### WHAT IS REQUIRED
Without altering anything, output the material below.

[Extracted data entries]
= = = = =

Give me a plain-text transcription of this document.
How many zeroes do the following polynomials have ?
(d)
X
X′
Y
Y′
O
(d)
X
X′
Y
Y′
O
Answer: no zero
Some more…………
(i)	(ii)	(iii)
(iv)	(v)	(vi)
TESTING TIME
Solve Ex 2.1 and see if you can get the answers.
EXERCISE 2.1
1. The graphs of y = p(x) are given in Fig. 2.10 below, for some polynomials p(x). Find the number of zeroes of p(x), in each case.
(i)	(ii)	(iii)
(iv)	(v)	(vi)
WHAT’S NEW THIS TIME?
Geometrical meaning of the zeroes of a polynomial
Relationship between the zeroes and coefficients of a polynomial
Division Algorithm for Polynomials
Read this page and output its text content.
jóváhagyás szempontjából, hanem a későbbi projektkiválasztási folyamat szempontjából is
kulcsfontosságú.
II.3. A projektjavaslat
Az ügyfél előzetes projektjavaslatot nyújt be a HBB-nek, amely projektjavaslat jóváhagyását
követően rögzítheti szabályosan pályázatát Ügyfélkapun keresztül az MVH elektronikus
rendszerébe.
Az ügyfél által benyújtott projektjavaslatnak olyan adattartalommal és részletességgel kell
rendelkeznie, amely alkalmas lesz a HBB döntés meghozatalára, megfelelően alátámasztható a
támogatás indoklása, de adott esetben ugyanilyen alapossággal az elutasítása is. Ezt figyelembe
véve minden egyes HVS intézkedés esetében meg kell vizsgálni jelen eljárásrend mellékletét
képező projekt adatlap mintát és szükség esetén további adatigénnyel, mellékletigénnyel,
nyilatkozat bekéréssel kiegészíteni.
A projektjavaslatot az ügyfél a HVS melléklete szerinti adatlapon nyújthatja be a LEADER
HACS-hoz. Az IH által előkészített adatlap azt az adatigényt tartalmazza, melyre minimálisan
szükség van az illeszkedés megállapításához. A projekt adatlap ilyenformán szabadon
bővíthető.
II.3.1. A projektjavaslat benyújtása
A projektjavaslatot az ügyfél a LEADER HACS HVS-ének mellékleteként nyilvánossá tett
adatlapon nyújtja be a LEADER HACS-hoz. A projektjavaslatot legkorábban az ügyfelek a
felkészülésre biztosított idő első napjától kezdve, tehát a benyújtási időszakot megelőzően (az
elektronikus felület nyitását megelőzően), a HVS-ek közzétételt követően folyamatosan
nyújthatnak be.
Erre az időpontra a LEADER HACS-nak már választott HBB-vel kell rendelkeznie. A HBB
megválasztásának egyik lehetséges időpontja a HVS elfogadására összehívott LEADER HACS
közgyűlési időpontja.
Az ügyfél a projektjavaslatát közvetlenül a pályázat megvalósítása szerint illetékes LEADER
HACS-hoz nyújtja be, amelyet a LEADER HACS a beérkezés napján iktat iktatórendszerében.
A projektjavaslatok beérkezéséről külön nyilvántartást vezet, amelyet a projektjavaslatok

= = = = =

### EXERCISE SOLUTION
Give me a plain-text transcription of this document.
How many zeroes do the following polynomials have ?
(d)
X
X′
Y
Y′
O
(d)
X
X′
Y
Y′
O
Answer: no zero
Some more…………
(i)	(ii)	(iii)
(iv)	(v)	(vi)
TESTING TIME
Solve Ex 2.1 and see if you can get the answers.
EXERCISE 2.1
1. The graphs of y = p(x) are given in Fig. 2.10 below, for some polynomials p(x). Find the number of zeroes of p(x), in each case.
(i)	(ii)	(iii)
(iv)	(v)	(vi)
WHAT’S NEW THIS TIME?
Geometrical meaning of the zeroes of a polynomial
Relationship between the zeroes and coefficients of a polynomial
Division Algorithm for Polynomials
Read this page and output its text content.
jóváhagyás szempontjából, hanem a későbbi projektkiválasztási folyamat szempontjából is
kulcsfontosságú.
II.3. A projektjavaslat
Az ügyfél előzetes projektjavaslatot nyújt be a HBB-nek, amely projektjavaslat jóváhagyását
követően rögzítheti szabályosan pályázatát Ügyfélkapun keresztül az MVH elektronikus
rendszerébe.
Az ügyfél által benyújtott projektjavaslatnak olyan adattartalommal és részletességgel kell
rendelkeznie, amely alkalmas lesz a HBB döntés meghozatalára, megfelelően alátámasztható a
támogatás indoklása, de adott esetben ugyanilyen alapossággal az elutasítása is. Ezt figyelembe
véve minden egyes HVS intézkedés esetében meg kell vizsgálni jelen eljárásrend mellékletét
képező projekt adatlap mintát és szükség esetén további adatigénnyel, mellékletigénnyel,
nyilatkozat bekéréssel kiegészíteni.
A projektjavaslatot az ügyfél a HVS melléklete szerinti adatlapon nyújthatja be a LEADER
HACS-hoz. Az IH által előkészített adatlap azt az adatigényt tartalmazza, melyre minimálisan
szükség van az illeszkedés megállapításához. A projekt adatlap ilyenformán szabadon
bővíthető.
II.3.1. A projektjavaslat benyújtása
A projektjavaslatot az ügyfél a LEADER HACS HVS-ének mellékleteként nyilvánossá tett
adatlapon nyújtja be a LEADER HACS-hoz. A projektjavaslatot legkorábban az ügyfelek a
felkészülésre biztosított idő első napjától kezdve, tehát a benyújtási időszakot megelőzően (az
elektronikus felület nyitását megelőzően), a HVS-ek közzétételt követően folyamatosan
nyújthatnak be.
Erre az időpontra a LEADER HACS-nak már választott HBB-vel kell rendelkeznie. A HBB
megválasztásának egyik lehetséges időpontja a HVS elfogadására összehívott LEADER HACS
közgyűlési időpontja.
Az ügyfél a projektjavaslatát közvetlenül a pályázat megvalósítása szerint illetékes LEADER
HACS-hoz nyújtja be, amelyet a LEADER HACS a beérkezés napján iktat iktatórendszerében.
A projektjavaslatok beérkezéséről külön nyilvántartást vezet, amelyet a projektjavaslatok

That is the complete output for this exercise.